Identify every line containing the word "JSON" and reproduce each one.
** START Stored rows **
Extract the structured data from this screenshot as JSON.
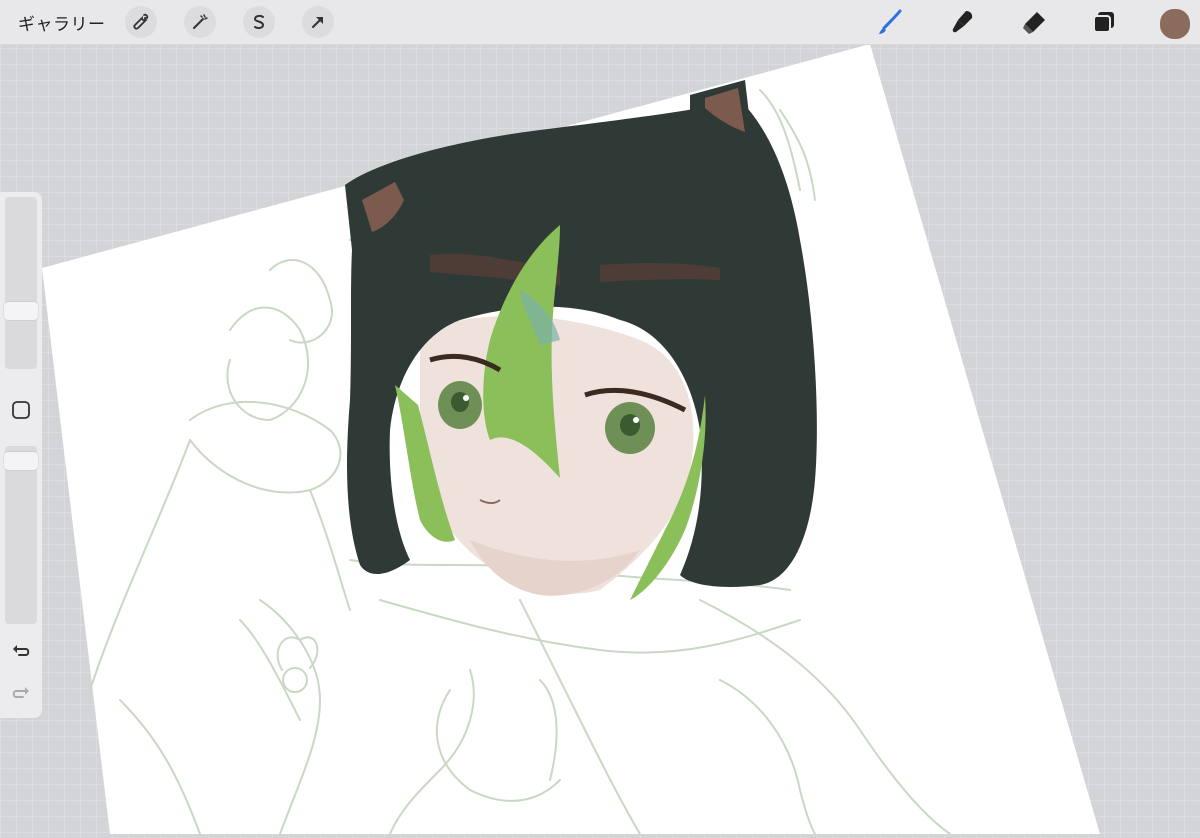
{
  "topbar": {
    "gallery_label": "ギャラリー",
    "left_tools": [
      "wrench-icon",
      "magic-wand-icon",
      "selection-s-icon",
      "arrow-transform-icon"
    ],
    "right_tools": [
      "brush-icon",
      "smudge-icon",
      "eraser-icon",
      "layers-icon"
    ],
    "accent": "#2f6fe0",
    "current_color": "#8b6b5c"
  },
  "sidebar": {
    "brush_size_level": 0.78,
    "opacity_level": 0.05,
    "modify_button": "square-icon",
    "undo": "undo-icon",
    "redo": "redo-icon"
  },
  "canvas": {
    "paper_color": "#ffffff",
    "hair_color": "#2f3a36",
    "highlight_color": "#8bbf5a",
    "skin_color": "#efe2dc",
    "sketch_color": "#c9d8c4"
  }
}
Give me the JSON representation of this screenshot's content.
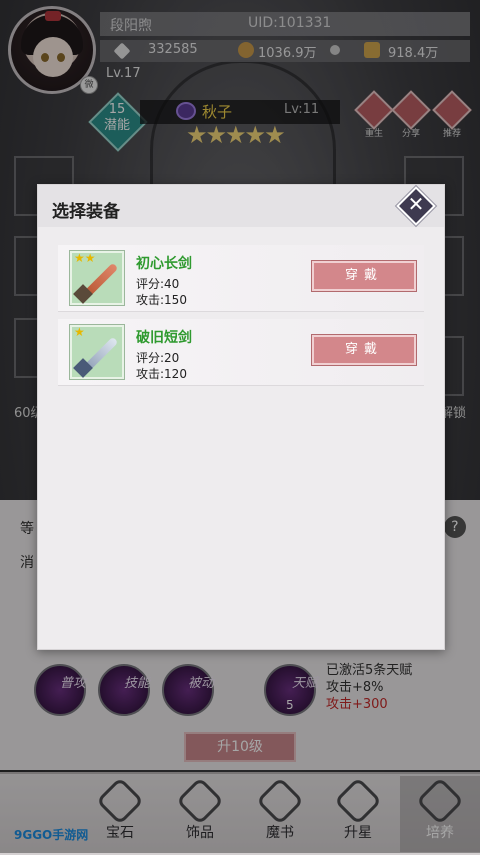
{
  "player": {
    "name": "段阳煦",
    "uid": "UID:101331",
    "power": "332585",
    "gold": "1036.9万",
    "bells": "918.4万",
    "level": "Lv.17",
    "vip_badge": "微"
  },
  "hero": {
    "potential_number": "15",
    "potential_label": "潜能",
    "name": "秋子",
    "level": "Lv:11",
    "stars": 5,
    "stars_text": "★★★★★"
  },
  "side_actions": [
    {
      "label": "重生"
    },
    {
      "label": "分享"
    },
    {
      "label": "推荐"
    }
  ],
  "background": {
    "left_text": "60级",
    "right_text": "解锁",
    "row1_label": "等",
    "row2_label": "消",
    "help_glyph": "?",
    "skills": [
      {
        "label": "普攻"
      },
      {
        "label": "技能"
      },
      {
        "label": "被动"
      }
    ],
    "talent": {
      "label": "天赋",
      "count": "5",
      "line1": "已激活5条天赋",
      "line2": "攻击+8%",
      "line3": "攻击+300"
    },
    "upgrade_button": "升10级"
  },
  "modal": {
    "title": "选择装备",
    "close_glyph": "✕",
    "items": [
      {
        "name": "初心长剑",
        "score": "评分:40",
        "attack": "攻击:150",
        "button": "穿戴",
        "stars": "★★"
      },
      {
        "name": "破旧短剑",
        "score": "评分:20",
        "attack": "攻击:120",
        "button": "穿戴",
        "stars": "★"
      }
    ]
  },
  "nav": [
    {
      "label": "宝石",
      "icon": "gem-icon"
    },
    {
      "label": "饰品",
      "icon": "accessory-icon"
    },
    {
      "label": "魔书",
      "icon": "magic-book-icon"
    },
    {
      "label": "升星",
      "icon": "star-up-icon"
    },
    {
      "label": "培养",
      "icon": "cultivate-icon",
      "active": true
    }
  ],
  "watermark": "9GGO手游网",
  "colors": {
    "equip_name": "#2f9a2f",
    "wear_button": "#d3878b",
    "hero_name": "#f2d24a",
    "stars": "#f4d77a",
    "potential_badge": "#2b8f8a",
    "red_text": "#c42a2a"
  }
}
** END Stored rows **
Solution to the problem:
Extract the structured data from this screenshot as JSON.
Give me the JSON representation of this screenshot's content.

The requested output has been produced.